>> begin Given information

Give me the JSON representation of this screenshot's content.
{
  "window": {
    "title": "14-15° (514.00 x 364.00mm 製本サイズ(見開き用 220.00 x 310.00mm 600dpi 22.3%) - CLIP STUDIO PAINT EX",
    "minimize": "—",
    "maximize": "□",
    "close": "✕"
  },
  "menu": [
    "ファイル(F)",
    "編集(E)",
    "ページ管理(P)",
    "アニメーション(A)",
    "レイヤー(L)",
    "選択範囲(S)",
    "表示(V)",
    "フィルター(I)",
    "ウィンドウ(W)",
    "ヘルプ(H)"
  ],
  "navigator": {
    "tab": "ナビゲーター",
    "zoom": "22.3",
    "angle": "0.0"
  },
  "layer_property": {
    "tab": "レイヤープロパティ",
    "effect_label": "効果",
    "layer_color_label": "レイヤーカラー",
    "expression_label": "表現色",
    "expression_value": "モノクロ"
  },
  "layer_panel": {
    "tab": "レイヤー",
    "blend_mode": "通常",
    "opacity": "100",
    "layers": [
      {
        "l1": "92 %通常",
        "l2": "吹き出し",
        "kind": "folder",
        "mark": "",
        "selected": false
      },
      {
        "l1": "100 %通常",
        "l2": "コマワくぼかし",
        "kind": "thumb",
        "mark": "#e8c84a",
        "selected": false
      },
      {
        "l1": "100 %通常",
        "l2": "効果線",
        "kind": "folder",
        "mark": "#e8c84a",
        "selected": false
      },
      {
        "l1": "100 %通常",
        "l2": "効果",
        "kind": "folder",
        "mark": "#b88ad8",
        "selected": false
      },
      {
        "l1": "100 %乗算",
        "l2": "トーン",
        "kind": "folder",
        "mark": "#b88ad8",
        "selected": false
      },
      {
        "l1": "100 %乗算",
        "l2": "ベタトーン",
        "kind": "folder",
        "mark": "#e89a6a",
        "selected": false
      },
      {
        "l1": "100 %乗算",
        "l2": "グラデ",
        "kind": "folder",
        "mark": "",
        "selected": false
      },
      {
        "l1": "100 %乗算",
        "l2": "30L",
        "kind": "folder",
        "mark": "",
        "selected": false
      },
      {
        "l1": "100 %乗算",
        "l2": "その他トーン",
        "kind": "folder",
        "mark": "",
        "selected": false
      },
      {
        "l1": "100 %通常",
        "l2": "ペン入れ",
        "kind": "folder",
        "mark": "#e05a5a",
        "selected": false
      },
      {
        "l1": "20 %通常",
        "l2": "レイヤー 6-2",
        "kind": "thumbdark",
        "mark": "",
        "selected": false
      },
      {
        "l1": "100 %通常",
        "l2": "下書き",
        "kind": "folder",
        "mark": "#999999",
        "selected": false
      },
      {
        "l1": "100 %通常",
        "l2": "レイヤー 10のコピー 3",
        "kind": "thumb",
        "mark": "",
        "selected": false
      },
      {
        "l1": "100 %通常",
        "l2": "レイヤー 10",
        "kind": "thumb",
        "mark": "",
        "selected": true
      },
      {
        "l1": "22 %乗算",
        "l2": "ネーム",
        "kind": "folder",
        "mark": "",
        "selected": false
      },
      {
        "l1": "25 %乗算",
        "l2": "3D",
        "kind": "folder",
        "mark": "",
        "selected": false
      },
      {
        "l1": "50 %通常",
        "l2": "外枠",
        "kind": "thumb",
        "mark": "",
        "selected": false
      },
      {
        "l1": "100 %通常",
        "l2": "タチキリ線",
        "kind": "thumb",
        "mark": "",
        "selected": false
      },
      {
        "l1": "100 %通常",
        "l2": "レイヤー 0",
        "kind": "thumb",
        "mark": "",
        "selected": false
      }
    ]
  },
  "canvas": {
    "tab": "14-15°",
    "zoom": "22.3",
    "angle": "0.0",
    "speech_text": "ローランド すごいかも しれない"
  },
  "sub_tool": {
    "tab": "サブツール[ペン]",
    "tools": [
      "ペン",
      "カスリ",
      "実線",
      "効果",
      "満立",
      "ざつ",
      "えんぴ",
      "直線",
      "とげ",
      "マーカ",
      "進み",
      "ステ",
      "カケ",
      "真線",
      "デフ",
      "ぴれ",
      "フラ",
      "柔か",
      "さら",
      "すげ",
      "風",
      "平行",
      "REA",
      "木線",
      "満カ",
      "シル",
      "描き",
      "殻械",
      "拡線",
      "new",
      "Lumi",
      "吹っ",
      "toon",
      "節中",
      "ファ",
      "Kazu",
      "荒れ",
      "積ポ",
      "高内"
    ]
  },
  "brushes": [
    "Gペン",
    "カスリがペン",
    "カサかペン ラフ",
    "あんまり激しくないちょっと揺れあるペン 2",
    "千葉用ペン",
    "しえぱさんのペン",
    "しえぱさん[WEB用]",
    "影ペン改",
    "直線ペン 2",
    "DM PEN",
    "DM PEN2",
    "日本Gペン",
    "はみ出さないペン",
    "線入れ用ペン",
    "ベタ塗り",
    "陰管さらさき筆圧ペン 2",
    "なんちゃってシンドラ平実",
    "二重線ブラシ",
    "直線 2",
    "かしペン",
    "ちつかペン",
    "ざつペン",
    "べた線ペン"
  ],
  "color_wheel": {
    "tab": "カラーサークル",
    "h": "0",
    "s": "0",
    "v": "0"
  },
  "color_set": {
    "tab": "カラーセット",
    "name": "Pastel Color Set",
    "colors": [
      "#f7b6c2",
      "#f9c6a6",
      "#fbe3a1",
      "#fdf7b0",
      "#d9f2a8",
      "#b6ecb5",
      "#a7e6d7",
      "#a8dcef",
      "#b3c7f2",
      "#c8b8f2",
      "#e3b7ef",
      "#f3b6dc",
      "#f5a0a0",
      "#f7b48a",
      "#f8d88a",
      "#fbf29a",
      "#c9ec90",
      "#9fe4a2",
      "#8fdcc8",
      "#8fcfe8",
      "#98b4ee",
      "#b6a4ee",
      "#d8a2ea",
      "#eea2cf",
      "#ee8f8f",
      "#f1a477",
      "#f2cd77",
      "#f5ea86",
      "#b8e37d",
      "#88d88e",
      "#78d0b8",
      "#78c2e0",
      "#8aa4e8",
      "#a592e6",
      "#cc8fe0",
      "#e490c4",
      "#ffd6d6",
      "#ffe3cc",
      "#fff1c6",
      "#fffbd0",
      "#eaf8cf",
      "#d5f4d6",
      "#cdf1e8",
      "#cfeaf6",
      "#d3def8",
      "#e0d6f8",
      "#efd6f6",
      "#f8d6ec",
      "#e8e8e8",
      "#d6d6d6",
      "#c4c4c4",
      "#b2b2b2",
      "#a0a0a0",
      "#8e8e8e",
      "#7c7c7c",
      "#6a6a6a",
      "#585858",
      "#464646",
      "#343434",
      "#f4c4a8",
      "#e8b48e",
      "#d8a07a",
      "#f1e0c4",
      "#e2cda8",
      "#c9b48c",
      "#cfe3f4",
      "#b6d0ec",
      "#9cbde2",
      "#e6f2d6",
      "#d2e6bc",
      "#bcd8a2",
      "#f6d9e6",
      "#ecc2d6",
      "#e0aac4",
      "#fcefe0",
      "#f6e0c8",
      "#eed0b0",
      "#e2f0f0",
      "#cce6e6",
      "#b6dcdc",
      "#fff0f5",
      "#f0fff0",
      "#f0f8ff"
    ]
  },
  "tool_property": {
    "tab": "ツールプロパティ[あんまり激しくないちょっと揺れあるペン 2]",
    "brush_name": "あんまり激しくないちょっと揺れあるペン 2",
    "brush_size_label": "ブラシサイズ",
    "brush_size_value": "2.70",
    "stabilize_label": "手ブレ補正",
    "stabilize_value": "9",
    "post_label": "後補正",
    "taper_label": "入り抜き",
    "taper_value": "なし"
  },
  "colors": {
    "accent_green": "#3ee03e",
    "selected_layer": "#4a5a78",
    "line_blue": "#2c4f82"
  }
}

>> end Given information

- [Aim]
Of the lines above, how many contain the word "あんまり激しくないちょっと揺れあるペン"? Provide the number and nothing else.

- [The answer]
3